START SUPPLIED DATA

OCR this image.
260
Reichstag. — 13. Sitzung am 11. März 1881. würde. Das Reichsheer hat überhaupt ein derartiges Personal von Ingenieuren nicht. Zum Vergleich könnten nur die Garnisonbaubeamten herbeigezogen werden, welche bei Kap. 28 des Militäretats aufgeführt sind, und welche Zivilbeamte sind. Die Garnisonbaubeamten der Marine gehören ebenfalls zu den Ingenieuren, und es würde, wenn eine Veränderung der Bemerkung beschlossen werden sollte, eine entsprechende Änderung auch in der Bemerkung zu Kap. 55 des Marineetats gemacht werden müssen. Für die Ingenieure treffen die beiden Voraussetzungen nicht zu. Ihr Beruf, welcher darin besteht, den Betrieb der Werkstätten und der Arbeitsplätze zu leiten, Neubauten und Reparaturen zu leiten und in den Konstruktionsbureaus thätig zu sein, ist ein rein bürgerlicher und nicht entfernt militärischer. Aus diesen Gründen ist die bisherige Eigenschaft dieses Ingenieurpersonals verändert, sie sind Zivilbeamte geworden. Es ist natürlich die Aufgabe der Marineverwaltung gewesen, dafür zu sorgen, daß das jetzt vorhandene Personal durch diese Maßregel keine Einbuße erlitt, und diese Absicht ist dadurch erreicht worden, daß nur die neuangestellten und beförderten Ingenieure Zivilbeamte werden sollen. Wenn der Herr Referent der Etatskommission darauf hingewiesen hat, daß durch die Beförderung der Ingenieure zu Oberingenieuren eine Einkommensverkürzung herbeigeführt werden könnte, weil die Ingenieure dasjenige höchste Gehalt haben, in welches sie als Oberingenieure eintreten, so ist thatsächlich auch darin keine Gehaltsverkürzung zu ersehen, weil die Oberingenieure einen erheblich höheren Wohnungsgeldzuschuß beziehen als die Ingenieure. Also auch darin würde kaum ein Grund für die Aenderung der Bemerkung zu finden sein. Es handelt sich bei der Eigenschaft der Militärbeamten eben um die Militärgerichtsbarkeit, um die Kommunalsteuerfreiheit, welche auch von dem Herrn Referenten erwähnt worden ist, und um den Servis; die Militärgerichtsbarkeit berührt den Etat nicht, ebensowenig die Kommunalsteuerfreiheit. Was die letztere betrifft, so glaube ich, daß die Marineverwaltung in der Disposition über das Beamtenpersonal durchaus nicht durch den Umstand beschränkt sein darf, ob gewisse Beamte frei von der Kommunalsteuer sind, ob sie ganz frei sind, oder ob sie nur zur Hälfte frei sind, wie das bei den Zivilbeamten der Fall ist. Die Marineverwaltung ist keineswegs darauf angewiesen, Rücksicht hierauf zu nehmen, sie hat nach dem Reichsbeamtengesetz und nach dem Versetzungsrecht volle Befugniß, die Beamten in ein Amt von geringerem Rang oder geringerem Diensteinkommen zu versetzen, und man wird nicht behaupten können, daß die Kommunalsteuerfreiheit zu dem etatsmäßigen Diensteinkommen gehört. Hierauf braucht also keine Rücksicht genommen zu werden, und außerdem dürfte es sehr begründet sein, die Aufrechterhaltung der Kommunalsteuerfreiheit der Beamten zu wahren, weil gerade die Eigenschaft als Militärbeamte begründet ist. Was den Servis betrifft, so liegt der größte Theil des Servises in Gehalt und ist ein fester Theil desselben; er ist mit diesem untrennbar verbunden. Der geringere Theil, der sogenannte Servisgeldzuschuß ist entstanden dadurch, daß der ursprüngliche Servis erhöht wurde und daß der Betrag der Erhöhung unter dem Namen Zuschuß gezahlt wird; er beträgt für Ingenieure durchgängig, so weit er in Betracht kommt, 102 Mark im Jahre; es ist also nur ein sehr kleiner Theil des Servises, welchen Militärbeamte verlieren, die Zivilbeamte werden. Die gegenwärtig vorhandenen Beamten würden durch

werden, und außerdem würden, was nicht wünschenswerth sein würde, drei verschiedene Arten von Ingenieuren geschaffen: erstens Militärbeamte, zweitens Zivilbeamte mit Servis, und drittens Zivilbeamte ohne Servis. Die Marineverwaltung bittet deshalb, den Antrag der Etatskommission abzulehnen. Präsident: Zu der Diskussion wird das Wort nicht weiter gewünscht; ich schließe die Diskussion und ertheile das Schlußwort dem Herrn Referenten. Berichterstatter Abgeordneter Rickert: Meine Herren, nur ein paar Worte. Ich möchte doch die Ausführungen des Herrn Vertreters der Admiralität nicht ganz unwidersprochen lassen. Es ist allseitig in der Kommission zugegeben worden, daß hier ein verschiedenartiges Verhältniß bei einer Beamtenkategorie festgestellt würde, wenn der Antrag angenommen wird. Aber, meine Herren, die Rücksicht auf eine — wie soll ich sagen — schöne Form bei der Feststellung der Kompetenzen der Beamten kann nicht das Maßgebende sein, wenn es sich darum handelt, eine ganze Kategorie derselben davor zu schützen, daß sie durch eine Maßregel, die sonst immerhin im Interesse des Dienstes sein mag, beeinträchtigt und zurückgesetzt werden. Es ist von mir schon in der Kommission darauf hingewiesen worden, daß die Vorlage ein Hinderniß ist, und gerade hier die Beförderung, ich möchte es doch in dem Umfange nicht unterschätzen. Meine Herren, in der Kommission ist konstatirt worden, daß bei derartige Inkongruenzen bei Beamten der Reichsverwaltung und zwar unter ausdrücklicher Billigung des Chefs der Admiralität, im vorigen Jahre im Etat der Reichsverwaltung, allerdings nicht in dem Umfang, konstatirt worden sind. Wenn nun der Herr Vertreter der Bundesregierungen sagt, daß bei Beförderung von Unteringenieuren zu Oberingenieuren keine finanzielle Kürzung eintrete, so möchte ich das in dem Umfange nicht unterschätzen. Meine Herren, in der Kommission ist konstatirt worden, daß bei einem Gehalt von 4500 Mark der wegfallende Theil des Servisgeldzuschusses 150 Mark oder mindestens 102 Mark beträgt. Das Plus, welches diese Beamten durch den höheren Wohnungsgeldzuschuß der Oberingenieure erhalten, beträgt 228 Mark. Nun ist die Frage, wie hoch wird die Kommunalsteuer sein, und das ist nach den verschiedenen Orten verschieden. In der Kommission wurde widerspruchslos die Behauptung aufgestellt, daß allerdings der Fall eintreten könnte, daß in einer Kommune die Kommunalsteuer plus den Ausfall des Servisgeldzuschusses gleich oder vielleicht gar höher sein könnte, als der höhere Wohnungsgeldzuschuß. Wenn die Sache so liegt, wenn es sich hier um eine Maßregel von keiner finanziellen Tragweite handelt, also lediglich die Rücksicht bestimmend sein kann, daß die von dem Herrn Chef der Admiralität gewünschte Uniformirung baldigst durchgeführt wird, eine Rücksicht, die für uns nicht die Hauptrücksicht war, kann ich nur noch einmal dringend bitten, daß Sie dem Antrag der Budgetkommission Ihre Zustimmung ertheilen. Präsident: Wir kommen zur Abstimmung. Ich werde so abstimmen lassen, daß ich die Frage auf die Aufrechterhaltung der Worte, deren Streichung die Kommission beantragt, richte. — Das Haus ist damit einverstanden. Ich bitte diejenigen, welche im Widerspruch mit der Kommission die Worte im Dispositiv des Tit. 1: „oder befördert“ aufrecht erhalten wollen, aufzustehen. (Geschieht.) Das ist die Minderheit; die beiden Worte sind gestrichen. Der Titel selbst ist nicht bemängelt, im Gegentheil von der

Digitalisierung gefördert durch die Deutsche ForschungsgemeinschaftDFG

END SUPPLIED DATA
START SUPPLIED DATA

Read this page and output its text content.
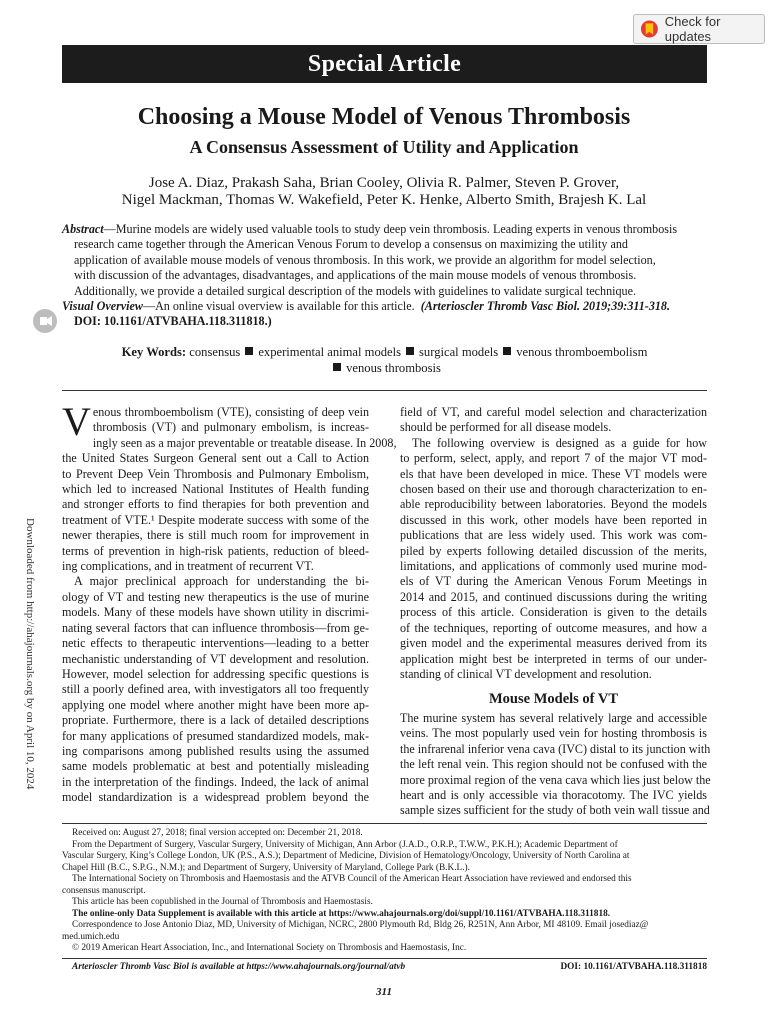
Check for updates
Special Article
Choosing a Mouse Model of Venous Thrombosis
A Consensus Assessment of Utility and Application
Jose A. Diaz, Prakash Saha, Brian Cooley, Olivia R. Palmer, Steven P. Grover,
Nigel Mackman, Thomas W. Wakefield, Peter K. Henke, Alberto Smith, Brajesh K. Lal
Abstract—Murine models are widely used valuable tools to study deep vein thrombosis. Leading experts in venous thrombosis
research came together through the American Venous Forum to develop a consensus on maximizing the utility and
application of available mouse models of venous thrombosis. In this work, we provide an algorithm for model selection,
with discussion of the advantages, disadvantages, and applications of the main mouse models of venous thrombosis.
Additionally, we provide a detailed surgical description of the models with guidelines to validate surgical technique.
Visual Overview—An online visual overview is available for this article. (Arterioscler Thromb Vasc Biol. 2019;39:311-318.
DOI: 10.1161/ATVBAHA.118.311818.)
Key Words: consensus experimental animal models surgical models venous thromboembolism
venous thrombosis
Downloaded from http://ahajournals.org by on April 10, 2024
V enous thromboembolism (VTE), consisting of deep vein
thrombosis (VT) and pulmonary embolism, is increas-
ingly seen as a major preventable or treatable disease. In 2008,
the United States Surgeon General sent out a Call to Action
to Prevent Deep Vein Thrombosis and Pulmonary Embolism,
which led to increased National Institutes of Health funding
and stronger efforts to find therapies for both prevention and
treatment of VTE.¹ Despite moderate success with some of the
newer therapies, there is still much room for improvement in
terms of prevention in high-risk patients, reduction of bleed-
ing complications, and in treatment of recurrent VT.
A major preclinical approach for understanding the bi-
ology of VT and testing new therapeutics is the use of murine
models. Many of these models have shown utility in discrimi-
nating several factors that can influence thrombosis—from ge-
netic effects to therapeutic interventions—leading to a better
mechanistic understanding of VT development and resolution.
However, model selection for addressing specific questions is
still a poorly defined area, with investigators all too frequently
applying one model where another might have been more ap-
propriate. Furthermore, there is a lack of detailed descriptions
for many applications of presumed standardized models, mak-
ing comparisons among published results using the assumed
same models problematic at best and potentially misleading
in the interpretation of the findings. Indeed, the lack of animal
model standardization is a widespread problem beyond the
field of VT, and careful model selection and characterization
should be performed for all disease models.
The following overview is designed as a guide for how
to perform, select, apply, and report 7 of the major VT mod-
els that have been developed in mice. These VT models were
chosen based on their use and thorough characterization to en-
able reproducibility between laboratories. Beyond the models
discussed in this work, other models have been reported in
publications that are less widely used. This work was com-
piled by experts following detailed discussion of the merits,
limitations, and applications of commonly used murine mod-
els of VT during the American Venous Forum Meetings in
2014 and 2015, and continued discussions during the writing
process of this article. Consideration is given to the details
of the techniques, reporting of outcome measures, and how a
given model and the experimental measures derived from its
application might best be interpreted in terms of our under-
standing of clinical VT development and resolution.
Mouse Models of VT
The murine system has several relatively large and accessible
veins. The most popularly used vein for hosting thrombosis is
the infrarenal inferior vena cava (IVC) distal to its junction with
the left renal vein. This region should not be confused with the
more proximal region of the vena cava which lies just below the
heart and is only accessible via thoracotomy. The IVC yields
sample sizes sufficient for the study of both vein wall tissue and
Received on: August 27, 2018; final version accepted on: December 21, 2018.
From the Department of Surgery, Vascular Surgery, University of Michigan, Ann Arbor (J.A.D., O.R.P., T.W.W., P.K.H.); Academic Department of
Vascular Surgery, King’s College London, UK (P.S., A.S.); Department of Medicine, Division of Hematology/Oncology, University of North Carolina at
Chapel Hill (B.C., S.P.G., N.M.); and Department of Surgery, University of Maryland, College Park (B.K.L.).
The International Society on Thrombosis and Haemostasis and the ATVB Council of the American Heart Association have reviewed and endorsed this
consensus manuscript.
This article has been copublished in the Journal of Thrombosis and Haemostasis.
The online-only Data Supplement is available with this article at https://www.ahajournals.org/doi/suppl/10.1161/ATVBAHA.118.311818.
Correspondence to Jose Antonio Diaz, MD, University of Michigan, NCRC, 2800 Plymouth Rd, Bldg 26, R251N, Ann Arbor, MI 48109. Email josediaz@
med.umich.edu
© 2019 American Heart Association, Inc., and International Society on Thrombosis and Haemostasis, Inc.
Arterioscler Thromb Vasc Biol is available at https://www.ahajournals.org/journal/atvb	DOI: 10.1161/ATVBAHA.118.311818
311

END SUPPLIED DATA
START SUPPLIED DATA

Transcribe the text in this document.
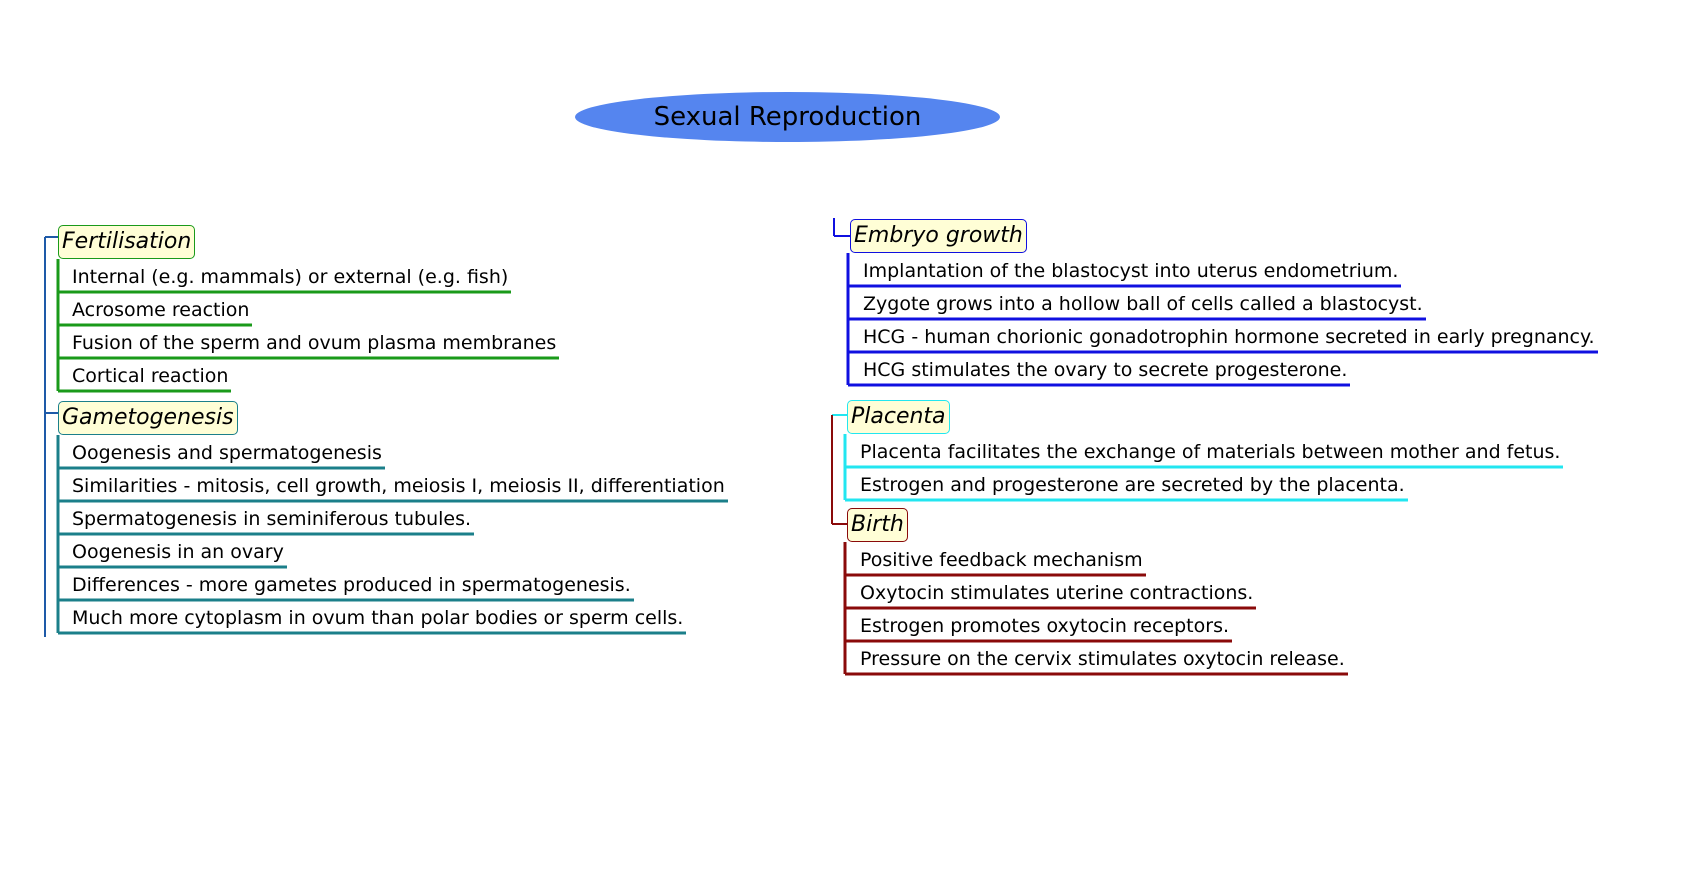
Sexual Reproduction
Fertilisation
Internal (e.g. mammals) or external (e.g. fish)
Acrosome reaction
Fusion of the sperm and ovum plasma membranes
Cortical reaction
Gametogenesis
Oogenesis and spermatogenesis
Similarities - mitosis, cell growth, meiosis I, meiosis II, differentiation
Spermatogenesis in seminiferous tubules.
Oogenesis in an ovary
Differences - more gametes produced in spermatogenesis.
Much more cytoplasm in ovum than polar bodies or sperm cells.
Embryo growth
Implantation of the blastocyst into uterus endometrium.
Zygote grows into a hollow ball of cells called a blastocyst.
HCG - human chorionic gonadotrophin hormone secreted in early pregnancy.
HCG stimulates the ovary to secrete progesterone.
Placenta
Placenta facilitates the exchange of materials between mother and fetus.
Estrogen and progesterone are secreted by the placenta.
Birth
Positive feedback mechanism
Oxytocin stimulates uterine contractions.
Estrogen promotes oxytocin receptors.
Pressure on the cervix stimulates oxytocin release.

END SUPPLIED DATA

## [WHAT TO WORK ON]
The expected output is every line of the records in which the string "Oogenesis" appears.

## [EXERCISE RESPONSE]
Oogenesis and spermatogenesis
Oogenesis in an ovary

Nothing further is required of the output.